Exercise instructions:
Restate the whole listing word for word. Pictures are left out.

Data supplied:
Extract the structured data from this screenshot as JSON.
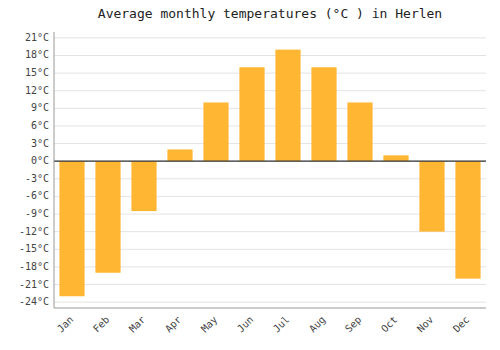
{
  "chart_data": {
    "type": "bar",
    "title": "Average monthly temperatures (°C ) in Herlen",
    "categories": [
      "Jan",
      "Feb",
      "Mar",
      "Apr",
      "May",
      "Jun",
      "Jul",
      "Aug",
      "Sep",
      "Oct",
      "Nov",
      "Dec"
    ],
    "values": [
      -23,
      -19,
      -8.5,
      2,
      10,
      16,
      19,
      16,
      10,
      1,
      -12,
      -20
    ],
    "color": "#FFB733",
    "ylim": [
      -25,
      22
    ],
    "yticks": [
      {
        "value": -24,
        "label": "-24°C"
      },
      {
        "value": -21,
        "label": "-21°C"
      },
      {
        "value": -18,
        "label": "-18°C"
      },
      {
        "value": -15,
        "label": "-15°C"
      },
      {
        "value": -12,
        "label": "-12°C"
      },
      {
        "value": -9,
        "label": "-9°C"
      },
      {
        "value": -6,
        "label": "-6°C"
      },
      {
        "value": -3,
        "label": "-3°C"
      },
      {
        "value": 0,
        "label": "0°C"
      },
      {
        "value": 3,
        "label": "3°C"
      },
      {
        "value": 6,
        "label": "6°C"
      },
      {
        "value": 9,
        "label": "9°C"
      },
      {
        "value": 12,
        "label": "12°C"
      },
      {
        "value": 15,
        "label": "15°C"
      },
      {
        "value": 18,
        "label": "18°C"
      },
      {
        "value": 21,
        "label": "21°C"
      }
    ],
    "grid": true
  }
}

Reply:
Extract the structured data from this screenshot as JSON.
{
  "chart_data": {
    "type": "bar",
    "title": "Average monthly temperatures (°C ) in Herlen",
    "categories": [
      "Jan",
      "Feb",
      "Mar",
      "Apr",
      "May",
      "Jun",
      "Jul",
      "Aug",
      "Sep",
      "Oct",
      "Nov",
      "Dec"
    ],
    "values": [
      -23,
      -19,
      -8.5,
      2,
      10,
      16,
      19,
      16,
      10,
      1,
      -12,
      -20
    ],
    "color": "#FFB733",
    "ylim": [
      -25,
      22
    ],
    "yticks": [
      {
        "value": -24,
        "label": "-24°C"
      },
      {
        "value": -21,
        "label": "-21°C"
      },
      {
        "value": -18,
        "label": "-18°C"
      },
      {
        "value": -15,
        "label": "-15°C"
      },
      {
        "value": -12,
        "label": "-12°C"
      },
      {
        "value": -9,
        "label": "-9°C"
      },
      {
        "value": -6,
        "label": "-6°C"
      },
      {
        "value": -3,
        "label": "-3°C"
      },
      {
        "value": 0,
        "label": "0°C"
      },
      {
        "value": 3,
        "label": "3°C"
      },
      {
        "value": 6,
        "label": "6°C"
      },
      {
        "value": 9,
        "label": "9°C"
      },
      {
        "value": 12,
        "label": "12°C"
      },
      {
        "value": 15,
        "label": "15°C"
      },
      {
        "value": 18,
        "label": "18°C"
      },
      {
        "value": 21,
        "label": "21°C"
      }
    ],
    "grid": true
  }
}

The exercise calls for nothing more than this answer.